**Bloc de texte:**
-=-=-=-=-

À Teruel, en Espagne, une propriétaire a perdu son procès contre son ancien locataire à qui elle réclamait plus de 3 000 euros pour des dégradations causées par la fumée de cigarette. La cour provinciale a estimé que les dommages relevaient de l’usure normale et que le contrat de location ne contenait aucune clause interdisant de fumer.
Une demande de 3 438 euros rejetée
Après le départ du locataire, la propriétaire a découvert des traces de fumée sur les murs, les meubles et les équipements. Elle a engagé une procédure pour obtenir 3 438 euros, couvrant la peinture, le nettoyage, le remplacement d’un canapé, de trois matelas et d’un réfrigérateur. Le tribunal de première instance lui avait donné raison, mais la cour provinciale de Teruel a annulé cette décision.

-=-=-=-=-

**Questions de compréhension:**
1: Répondez aux questions suivantes sur l'article consacré au litige de Teruel.
(a) Selon la cour provinciale, de quoi relevaient les dommages ?
(b) Quels biens la somme réclamée devait-elle permettre de remplacer ?
(c) Quelle juridiction avait d'abord donné raison à la propriétaire ?
2: Prolongez l'article sur le litige de Teruel à partir de sa dernière phrase.

**Liste des enregistrements:**
-=-=-=-=-

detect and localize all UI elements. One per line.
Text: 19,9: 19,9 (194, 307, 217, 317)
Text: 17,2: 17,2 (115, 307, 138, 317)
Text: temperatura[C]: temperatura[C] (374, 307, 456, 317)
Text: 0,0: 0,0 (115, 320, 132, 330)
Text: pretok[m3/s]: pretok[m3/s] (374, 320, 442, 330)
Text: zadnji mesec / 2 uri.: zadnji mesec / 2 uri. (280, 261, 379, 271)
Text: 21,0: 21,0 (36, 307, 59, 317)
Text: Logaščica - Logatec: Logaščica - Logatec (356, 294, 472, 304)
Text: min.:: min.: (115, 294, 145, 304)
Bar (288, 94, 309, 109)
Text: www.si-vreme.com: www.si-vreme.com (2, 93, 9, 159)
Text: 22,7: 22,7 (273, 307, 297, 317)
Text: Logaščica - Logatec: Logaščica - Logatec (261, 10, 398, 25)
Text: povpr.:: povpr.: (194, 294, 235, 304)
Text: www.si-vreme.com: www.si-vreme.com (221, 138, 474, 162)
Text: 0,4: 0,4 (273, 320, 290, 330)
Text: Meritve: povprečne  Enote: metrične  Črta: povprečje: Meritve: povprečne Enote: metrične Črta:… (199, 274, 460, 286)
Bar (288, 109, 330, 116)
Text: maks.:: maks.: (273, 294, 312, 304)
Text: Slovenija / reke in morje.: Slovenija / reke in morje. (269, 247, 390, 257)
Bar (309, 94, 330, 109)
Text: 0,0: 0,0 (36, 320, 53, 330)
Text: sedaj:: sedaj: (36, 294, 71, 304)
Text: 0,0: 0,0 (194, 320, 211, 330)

-=-=-=-=-

**Corrigé de l'exercice:**
1:
(a) De l'usure normale.
(b) Un canapé, trois matelas et un réfrigérateur.
(c) Le tribunal de première instance.

2:
L’absence de clause d’interdiction de fumer
Les magistrats ont rappelé que le contrat de location ne stipulait pas l’interdiction de fumer. Ils ont également souligné que la propriétaire n’avait pas prouvé que les dégâts dépassaient l’usure normale. Selon la cour, les frais de peinture sont à la charge du bailleur, et le nettoyage avant l’arrivée d’un nouveau locataire est une opération courante.
Expertise contestée et jaunissement du réfrigérateur
Le canapé et les matelas ont été expertisés par visioconférence, sans vérification de l’odeur. Quant au jaunissement du plastique extérieur du réfrigérateur, il n’a pas été jugé suffisant pour justifier son remplacement. La cour s’est appuyée sur le Code civil espagnol, qui exige que le locataire restitue le logement dans l’état où il l’a reçu, sauf pour l’usure normale.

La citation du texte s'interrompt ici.